» **Instruction**
Restate the full listing word for word and leave the pictures out.

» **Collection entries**
START

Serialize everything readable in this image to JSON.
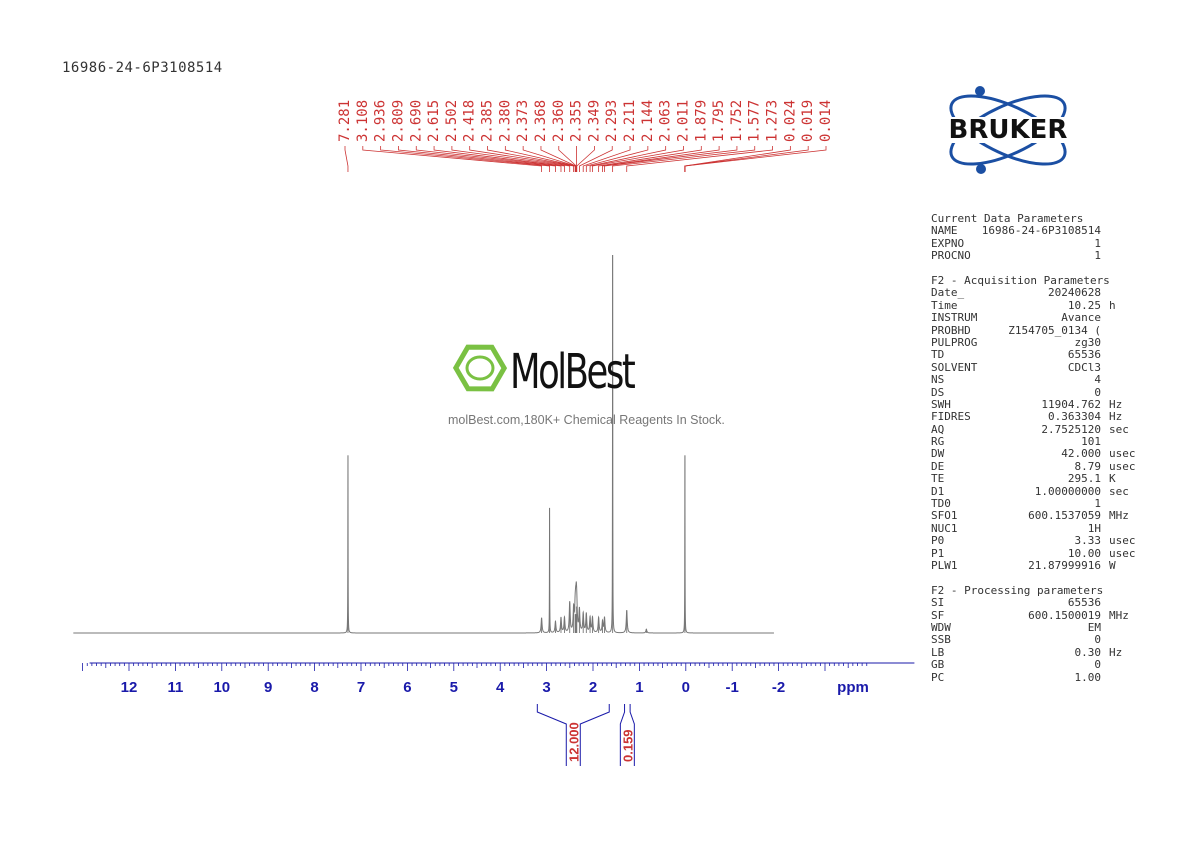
{
  "sample_id": "16986-24-6P3108514",
  "logo": {
    "text": "BRUKER",
    "colors": {
      "orbit": "#1b4fa3",
      "text": "#111111"
    }
  },
  "watermark": {
    "brand": "MolBest",
    "tagline": "molBest.com,180K+ Chemical Reagents In Stock.",
    "icon": "hexagon-benzene-icon",
    "icon_color": "#7ac143"
  },
  "parameters": {
    "current": {
      "title": "Current Data Parameters",
      "rows": [
        {
          "k": "NAME",
          "v": "16986-24-6P3108514",
          "u": ""
        },
        {
          "k": "EXPNO",
          "v": "1",
          "u": ""
        },
        {
          "k": "PROCNO",
          "v": "1",
          "u": ""
        }
      ]
    },
    "acquisition": {
      "title": "F2 - Acquisition Parameters",
      "rows": [
        {
          "k": "Date_",
          "v": "20240628",
          "u": ""
        },
        {
          "k": "Time",
          "v": "10.25",
          "u": "h"
        },
        {
          "k": "INSTRUM",
          "v": "Avance",
          "u": ""
        },
        {
          "k": "PROBHD",
          "v": "Z154705_0134 (",
          "u": ""
        },
        {
          "k": "PULPROG",
          "v": "zg30",
          "u": ""
        },
        {
          "k": "TD",
          "v": "65536",
          "u": ""
        },
        {
          "k": "SOLVENT",
          "v": "CDCl3",
          "u": ""
        },
        {
          "k": "NS",
          "v": "4",
          "u": ""
        },
        {
          "k": "DS",
          "v": "0",
          "u": ""
        },
        {
          "k": "SWH",
          "v": "11904.762",
          "u": "Hz"
        },
        {
          "k": "FIDRES",
          "v": "0.363304",
          "u": "Hz"
        },
        {
          "k": "AQ",
          "v": "2.7525120",
          "u": "sec"
        },
        {
          "k": "RG",
          "v": "101",
          "u": ""
        },
        {
          "k": "DW",
          "v": "42.000",
          "u": "usec"
        },
        {
          "k": "DE",
          "v": "8.79",
          "u": "usec"
        },
        {
          "k": "TE",
          "v": "295.1",
          "u": "K"
        },
        {
          "k": "D1",
          "v": "1.00000000",
          "u": "sec"
        },
        {
          "k": "TD0",
          "v": "1",
          "u": ""
        },
        {
          "k": "SFO1",
          "v": "600.1537059",
          "u": "MHz"
        },
        {
          "k": "NUC1",
          "v": "1H",
          "u": ""
        },
        {
          "k": "P0",
          "v": "3.33",
          "u": "usec"
        },
        {
          "k": "P1",
          "v": "10.00",
          "u": "usec"
        },
        {
          "k": "PLW1",
          "v": "21.87999916",
          "u": "W"
        }
      ]
    },
    "processing": {
      "title": "F2 - Processing parameters",
      "rows": [
        {
          "k": "SI",
          "v": "65536",
          "u": ""
        },
        {
          "k": "SF",
          "v": "600.1500019",
          "u": "MHz"
        },
        {
          "k": "WDW",
          "v": "EM",
          "u": ""
        },
        {
          "k": "SSB",
          "v": "0",
          "u": ""
        },
        {
          "k": "LB",
          "v": "0.30",
          "u": "Hz"
        },
        {
          "k": "GB",
          "v": "0",
          "u": ""
        },
        {
          "k": "PC",
          "v": "1.00",
          "u": ""
        }
      ]
    }
  },
  "chart_data": {
    "type": "line",
    "xlabel": "ppm",
    "xlim": [
      13.0,
      -4.0
    ],
    "x_reversed": true,
    "x_ticks": [
      12,
      11,
      10,
      9,
      8,
      7,
      6,
      5,
      4,
      3,
      2,
      1,
      0,
      -1,
      -2
    ],
    "x_tick_labels": [
      "12",
      "11",
      "10",
      "9",
      "8",
      "7",
      "6",
      "5",
      "4",
      "3",
      "2",
      "1",
      "0",
      "-1",
      "-2"
    ],
    "ylim": [
      0,
      1
    ],
    "colors": {
      "axis": "#1a1aaa",
      "trace": "#777777",
      "peak_labels": "#cc3333"
    },
    "peak_labels": [
      "7.281",
      "3.108",
      "2.936",
      "2.809",
      "2.690",
      "2.615",
      "2.502",
      "2.418",
      "2.385",
      "2.380",
      "2.373",
      "2.368",
      "2.360",
      "2.355",
      "2.349",
      "2.293",
      "2.211",
      "2.144",
      "2.063",
      "2.011",
      "1.879",
      "1.795",
      "1.752",
      "1.577",
      "1.273",
      "0.024",
      "0.019",
      "0.014"
    ],
    "peaks": [
      {
        "x": 7.281,
        "y": 0.47
      },
      {
        "x": 3.108,
        "y": 0.04
      },
      {
        "x": 2.936,
        "y": 0.33
      },
      {
        "x": 2.809,
        "y": 0.03
      },
      {
        "x": 2.69,
        "y": 0.04
      },
      {
        "x": 2.615,
        "y": 0.04
      },
      {
        "x": 2.502,
        "y": 0.08
      },
      {
        "x": 2.418,
        "y": 0.06
      },
      {
        "x": 2.385,
        "y": 0.05
      },
      {
        "x": 2.373,
        "y": 0.05
      },
      {
        "x": 2.36,
        "y": 0.07
      },
      {
        "x": 2.349,
        "y": 0.05
      },
      {
        "x": 2.293,
        "y": 0.06
      },
      {
        "x": 2.211,
        "y": 0.05
      },
      {
        "x": 2.144,
        "y": 0.05
      },
      {
        "x": 2.063,
        "y": 0.04
      },
      {
        "x": 2.011,
        "y": 0.04
      },
      {
        "x": 1.879,
        "y": 0.04
      },
      {
        "x": 1.795,
        "y": 0.03
      },
      {
        "x": 1.752,
        "y": 0.04
      },
      {
        "x": 1.577,
        "y": 1.0
      },
      {
        "x": 1.273,
        "y": 0.06
      },
      {
        "x": 0.85,
        "y": 0.01
      },
      {
        "x": 0.019,
        "y": 0.47
      }
    ],
    "integrals": [
      {
        "from": 3.2,
        "to": 1.65,
        "label": "12.000"
      },
      {
        "from": 1.32,
        "to": 1.2,
        "label": "0.159"
      }
    ]
  }
}
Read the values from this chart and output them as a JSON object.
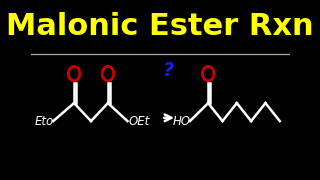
{
  "title": "Malonic Ester Rxn",
  "title_color": "#FFFF00",
  "title_fontsize": 22,
  "background_color": "#000000",
  "line_color": "#FFFFFF",
  "red_color": "#CC0000",
  "blue_color": "#1a1aff",
  "figsize": [
    3.2,
    1.8
  ],
  "dpi": 100,
  "xlim": [
    0,
    10
  ],
  "ylim": [
    0,
    5.5
  ]
}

END

» **Output of the task**
Serialize everything readable in this image to JSON.
{
  "sample_id": "16986-24-6P3108514",
  "logo": {
    "text": "BRUKER",
    "colors": {
      "orbit": "#1b4fa3",
      "text": "#111111"
    }
  },
  "watermark": {
    "brand": "MolBest",
    "tagline": "molBest.com,180K+ Chemical Reagents In Stock.",
    "icon": "hexagon-benzene-icon",
    "icon_color": "#7ac143"
  },
  "parameters": {
    "current": {
      "title": "Current Data Parameters",
      "rows": [
        {
          "k": "NAME",
          "v": "16986-24-6P3108514",
          "u": ""
        },
        {
          "k": "EXPNO",
          "v": "1",
          "u": ""
        },
        {
          "k": "PROCNO",
          "v": "1",
          "u": ""
        }
      ]
    },
    "acquisition": {
      "title": "F2 - Acquisition Parameters",
      "rows": [
        {
          "k": "Date_",
          "v": "20240628",
          "u": ""
        },
        {
          "k": "Time",
          "v": "10.25",
          "u": "h"
        },
        {
          "k": "INSTRUM",
          "v": "Avance",
          "u": ""
        },
        {
          "k": "PROBHD",
          "v": "Z154705_0134 (",
          "u": ""
        },
        {
          "k": "PULPROG",
          "v": "zg30",
          "u": ""
        },
        {
          "k": "TD",
          "v": "65536",
          "u": ""
        },
        {
          "k": "SOLVENT",
          "v": "CDCl3",
          "u": ""
        },
        {
          "k": "NS",
          "v": "4",
          "u": ""
        },
        {
          "k": "DS",
          "v": "0",
          "u": ""
        },
        {
          "k": "SWH",
          "v": "11904.762",
          "u": "Hz"
        },
        {
          "k": "FIDRES",
          "v": "0.363304",
          "u": "Hz"
        },
        {
          "k": "AQ",
          "v": "2.7525120",
          "u": "sec"
        },
        {
          "k": "RG",
          "v": "101",
          "u": ""
        },
        {
          "k": "DW",
          "v": "42.000",
          "u": "usec"
        },
        {
          "k": "DE",
          "v": "8.79",
          "u": "usec"
        },
        {
          "k": "TE",
          "v": "295.1",
          "u": "K"
        },
        {
          "k": "D1",
          "v": "1.00000000",
          "u": "sec"
        },
        {
          "k": "TD0",
          "v": "1",
          "u": ""
        },
        {
          "k": "SFO1",
          "v": "600.1537059",
          "u": "MHz"
        },
        {
          "k": "NUC1",
          "v": "1H",
          "u": ""
        },
        {
          "k": "P0",
          "v": "3.33",
          "u": "usec"
        },
        {
          "k": "P1",
          "v": "10.00",
          "u": "usec"
        },
        {
          "k": "PLW1",
          "v": "21.87999916",
          "u": "W"
        }
      ]
    },
    "processing": {
      "title": "F2 - Processing parameters",
      "rows": [
        {
          "k": "SI",
          "v": "65536",
          "u": ""
        },
        {
          "k": "SF",
          "v": "600.1500019",
          "u": "MHz"
        },
        {
          "k": "WDW",
          "v": "EM",
          "u": ""
        },
        {
          "k": "SSB",
          "v": "0",
          "u": ""
        },
        {
          "k": "LB",
          "v": "0.30",
          "u": "Hz"
        },
        {
          "k": "GB",
          "v": "0",
          "u": ""
        },
        {
          "k": "PC",
          "v": "1.00",
          "u": ""
        }
      ]
    }
  },
  "chart_data": {
    "type": "line",
    "xlabel": "ppm",
    "xlim": [
      13.0,
      -4.0
    ],
    "x_reversed": true,
    "x_ticks": [
      12,
      11,
      10,
      9,
      8,
      7,
      6,
      5,
      4,
      3,
      2,
      1,
      0,
      -1,
      -2
    ],
    "x_tick_labels": [
      "12",
      "11",
      "10",
      "9",
      "8",
      "7",
      "6",
      "5",
      "4",
      "3",
      "2",
      "1",
      "0",
      "-1",
      "-2"
    ],
    "ylim": [
      0,
      1
    ],
    "colors": {
      "axis": "#1a1aaa",
      "trace": "#777777",
      "peak_labels": "#cc3333"
    },
    "peak_labels": [
      "7.281",
      "3.108",
      "2.936",
      "2.809",
      "2.690",
      "2.615",
      "2.502",
      "2.418",
      "2.385",
      "2.380",
      "2.373",
      "2.368",
      "2.360",
      "2.355",
      "2.349",
      "2.293",
      "2.211",
      "2.144",
      "2.063",
      "2.011",
      "1.879",
      "1.795",
      "1.752",
      "1.577",
      "1.273",
      "0.024",
      "0.019",
      "0.014"
    ],
    "peaks": [
      {
        "x": 7.281,
        "y": 0.47
      },
      {
        "x": 3.108,
        "y": 0.04
      },
      {
        "x": 2.936,
        "y": 0.33
      },
      {
        "x": 2.809,
        "y": 0.03
      },
      {
        "x": 2.69,
        "y": 0.04
      },
      {
        "x": 2.615,
        "y": 0.04
      },
      {
        "x": 2.502,
        "y": 0.08
      },
      {
        "x": 2.418,
        "y": 0.06
      },
      {
        "x": 2.385,
        "y": 0.05
      },
      {
        "x": 2.373,
        "y": 0.05
      },
      {
        "x": 2.36,
        "y": 0.07
      },
      {
        "x": 2.349,
        "y": 0.05
      },
      {
        "x": 2.293,
        "y": 0.06
      },
      {
        "x": 2.211,
        "y": 0.05
      },
      {
        "x": 2.144,
        "y": 0.05
      },
      {
        "x": 2.063,
        "y": 0.04
      },
      {
        "x": 2.011,
        "y": 0.04
      },
      {
        "x": 1.879,
        "y": 0.04
      },
      {
        "x": 1.795,
        "y": 0.03
      },
      {
        "x": 1.752,
        "y": 0.04
      },
      {
        "x": 1.577,
        "y": 1.0
      },
      {
        "x": 1.273,
        "y": 0.06
      },
      {
        "x": 0.85,
        "y": 0.01
      },
      {
        "x": 0.019,
        "y": 0.47
      }
    ],
    "integrals": [
      {
        "from": 3.2,
        "to": 1.65,
        "label": "12.000"
      },
      {
        "from": 1.32,
        "to": 1.2,
        "label": "0.159"
      }
    ]
  }
}
Read the values from this chart and output them as a JSON object.
{
  "title": "Malonic Ester Rxn",
  "title_color": "#FFFF00",
  "title_fontsize": 22,
  "background_color": "#000000",
  "line_color": "#FFFFFF",
  "red_color": "#CC0000",
  "blue_color": "#1a1aff",
  "figsize": [
    3.2,
    1.8
  ],
  "dpi": 100,
  "xlim": [
    0,
    10
  ],
  "ylim": [
    0,
    5.5
  ]
}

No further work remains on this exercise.